## Problem details:
Determine the number of lines in the listing below in which the word "this" is present, and state it without comment.

## Exercise data:
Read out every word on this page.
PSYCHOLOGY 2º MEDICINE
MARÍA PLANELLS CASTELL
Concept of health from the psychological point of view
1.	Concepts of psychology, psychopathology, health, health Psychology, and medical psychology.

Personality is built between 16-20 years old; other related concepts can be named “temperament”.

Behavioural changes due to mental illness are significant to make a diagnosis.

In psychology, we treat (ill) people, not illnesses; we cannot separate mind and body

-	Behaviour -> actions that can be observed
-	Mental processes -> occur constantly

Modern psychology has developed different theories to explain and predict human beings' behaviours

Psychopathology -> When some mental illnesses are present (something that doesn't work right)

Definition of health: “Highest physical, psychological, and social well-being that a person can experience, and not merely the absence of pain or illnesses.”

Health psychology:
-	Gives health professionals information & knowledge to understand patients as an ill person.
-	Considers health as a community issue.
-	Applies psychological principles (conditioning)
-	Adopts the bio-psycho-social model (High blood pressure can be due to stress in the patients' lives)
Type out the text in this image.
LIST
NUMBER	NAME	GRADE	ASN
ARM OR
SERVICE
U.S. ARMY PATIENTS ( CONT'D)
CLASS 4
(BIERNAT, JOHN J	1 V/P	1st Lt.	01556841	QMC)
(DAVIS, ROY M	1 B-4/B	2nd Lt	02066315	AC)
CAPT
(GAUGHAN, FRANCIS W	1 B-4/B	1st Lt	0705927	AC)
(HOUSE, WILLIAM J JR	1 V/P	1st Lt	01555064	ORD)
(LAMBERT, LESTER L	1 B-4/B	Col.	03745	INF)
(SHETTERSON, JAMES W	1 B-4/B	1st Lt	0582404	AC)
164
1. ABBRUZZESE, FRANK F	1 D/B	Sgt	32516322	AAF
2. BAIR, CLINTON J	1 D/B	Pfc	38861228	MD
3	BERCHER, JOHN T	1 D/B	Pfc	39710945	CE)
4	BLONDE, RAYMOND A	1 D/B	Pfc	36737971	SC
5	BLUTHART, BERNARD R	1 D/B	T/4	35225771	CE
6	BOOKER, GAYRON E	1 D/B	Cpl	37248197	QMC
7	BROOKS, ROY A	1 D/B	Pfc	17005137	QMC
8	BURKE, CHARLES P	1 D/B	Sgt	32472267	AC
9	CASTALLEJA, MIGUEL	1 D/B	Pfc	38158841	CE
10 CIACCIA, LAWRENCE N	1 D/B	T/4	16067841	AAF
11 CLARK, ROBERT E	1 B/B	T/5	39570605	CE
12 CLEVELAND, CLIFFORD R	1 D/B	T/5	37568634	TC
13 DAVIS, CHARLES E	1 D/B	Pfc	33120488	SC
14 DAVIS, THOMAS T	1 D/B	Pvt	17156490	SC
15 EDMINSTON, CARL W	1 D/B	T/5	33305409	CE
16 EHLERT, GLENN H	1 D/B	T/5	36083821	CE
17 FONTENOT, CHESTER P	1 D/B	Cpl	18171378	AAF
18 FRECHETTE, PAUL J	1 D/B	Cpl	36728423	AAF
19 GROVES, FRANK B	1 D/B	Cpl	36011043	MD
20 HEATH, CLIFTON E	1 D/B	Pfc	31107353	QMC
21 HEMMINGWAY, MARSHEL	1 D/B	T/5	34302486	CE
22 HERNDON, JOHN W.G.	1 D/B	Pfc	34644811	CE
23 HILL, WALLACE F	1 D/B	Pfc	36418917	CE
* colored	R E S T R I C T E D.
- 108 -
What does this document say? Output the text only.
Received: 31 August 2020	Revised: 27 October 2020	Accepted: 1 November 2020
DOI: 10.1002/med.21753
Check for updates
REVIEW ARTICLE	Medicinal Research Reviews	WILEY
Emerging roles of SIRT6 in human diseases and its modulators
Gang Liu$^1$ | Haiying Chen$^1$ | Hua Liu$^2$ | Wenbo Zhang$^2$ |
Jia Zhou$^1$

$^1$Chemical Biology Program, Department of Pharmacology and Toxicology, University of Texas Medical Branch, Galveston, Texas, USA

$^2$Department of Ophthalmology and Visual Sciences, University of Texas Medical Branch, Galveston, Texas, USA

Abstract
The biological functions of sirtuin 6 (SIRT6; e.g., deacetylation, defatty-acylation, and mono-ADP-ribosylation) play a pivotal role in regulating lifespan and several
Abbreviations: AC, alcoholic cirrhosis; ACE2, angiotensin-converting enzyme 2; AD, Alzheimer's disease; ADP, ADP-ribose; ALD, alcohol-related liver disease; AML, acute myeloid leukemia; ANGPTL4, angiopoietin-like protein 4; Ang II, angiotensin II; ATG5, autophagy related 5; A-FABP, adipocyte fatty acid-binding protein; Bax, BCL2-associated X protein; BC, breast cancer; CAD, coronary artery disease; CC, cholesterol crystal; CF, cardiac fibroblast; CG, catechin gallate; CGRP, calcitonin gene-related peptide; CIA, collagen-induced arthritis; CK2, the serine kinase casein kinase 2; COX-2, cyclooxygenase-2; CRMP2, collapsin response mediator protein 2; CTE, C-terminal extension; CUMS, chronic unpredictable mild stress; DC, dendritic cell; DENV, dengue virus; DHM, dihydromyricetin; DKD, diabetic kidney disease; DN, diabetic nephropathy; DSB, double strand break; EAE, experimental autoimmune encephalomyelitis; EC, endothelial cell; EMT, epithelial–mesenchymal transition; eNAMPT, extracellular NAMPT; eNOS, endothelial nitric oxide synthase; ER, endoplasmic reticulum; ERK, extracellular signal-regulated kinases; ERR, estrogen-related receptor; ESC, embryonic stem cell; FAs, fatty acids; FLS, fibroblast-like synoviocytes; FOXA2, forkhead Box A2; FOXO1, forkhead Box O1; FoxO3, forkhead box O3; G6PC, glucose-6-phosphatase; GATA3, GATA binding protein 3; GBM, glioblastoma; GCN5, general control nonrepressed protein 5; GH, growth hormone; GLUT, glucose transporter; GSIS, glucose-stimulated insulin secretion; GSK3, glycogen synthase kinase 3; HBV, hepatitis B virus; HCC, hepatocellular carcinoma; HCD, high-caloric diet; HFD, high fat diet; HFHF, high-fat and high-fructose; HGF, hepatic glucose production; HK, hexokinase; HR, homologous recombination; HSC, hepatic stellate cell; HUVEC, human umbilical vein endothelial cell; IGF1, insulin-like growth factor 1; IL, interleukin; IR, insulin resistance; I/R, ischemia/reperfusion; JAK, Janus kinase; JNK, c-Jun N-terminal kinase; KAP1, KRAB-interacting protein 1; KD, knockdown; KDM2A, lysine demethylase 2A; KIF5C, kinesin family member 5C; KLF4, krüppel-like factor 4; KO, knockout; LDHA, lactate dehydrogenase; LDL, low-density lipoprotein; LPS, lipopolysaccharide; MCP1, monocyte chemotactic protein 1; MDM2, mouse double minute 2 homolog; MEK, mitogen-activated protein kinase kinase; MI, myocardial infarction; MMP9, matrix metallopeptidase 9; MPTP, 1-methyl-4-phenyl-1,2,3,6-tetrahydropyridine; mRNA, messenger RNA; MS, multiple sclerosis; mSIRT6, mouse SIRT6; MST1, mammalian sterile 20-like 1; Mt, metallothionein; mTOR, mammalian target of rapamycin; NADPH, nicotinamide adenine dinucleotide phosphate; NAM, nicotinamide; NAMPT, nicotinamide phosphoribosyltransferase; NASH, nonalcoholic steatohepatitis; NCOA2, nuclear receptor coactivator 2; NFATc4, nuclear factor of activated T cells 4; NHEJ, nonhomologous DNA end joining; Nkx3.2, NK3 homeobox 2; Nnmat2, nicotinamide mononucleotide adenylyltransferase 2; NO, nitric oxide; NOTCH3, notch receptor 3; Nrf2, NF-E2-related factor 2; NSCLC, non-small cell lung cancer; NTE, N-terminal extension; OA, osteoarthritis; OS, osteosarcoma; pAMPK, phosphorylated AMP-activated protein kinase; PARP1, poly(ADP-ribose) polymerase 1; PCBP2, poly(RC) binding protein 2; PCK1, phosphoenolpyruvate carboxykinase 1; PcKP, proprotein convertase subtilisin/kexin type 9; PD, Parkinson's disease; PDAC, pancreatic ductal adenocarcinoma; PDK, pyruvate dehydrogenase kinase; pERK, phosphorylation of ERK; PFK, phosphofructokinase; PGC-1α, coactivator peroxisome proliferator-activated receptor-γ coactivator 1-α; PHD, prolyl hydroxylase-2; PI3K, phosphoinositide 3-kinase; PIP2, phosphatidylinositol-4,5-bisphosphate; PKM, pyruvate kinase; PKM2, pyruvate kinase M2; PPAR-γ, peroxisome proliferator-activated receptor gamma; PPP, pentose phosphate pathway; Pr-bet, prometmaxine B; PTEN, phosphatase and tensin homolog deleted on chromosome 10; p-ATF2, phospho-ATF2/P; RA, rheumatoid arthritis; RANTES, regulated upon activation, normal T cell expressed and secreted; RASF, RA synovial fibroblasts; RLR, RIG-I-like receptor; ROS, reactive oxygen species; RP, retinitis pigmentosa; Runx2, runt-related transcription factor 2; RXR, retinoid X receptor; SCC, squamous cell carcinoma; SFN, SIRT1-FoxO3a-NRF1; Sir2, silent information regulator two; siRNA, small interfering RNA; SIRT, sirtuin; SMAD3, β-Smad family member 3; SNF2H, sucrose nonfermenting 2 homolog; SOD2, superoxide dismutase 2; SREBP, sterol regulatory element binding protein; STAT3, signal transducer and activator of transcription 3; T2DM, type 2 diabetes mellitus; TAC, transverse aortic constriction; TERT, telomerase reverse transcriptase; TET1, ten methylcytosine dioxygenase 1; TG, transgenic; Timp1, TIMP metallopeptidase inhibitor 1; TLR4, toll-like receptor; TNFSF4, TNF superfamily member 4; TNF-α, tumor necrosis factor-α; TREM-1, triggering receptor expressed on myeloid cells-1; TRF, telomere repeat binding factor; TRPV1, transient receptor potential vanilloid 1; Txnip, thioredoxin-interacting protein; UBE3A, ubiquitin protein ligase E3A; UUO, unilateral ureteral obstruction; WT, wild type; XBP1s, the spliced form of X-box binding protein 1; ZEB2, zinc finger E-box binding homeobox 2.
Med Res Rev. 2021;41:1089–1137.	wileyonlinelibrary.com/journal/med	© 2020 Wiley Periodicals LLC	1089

## Answer section:
3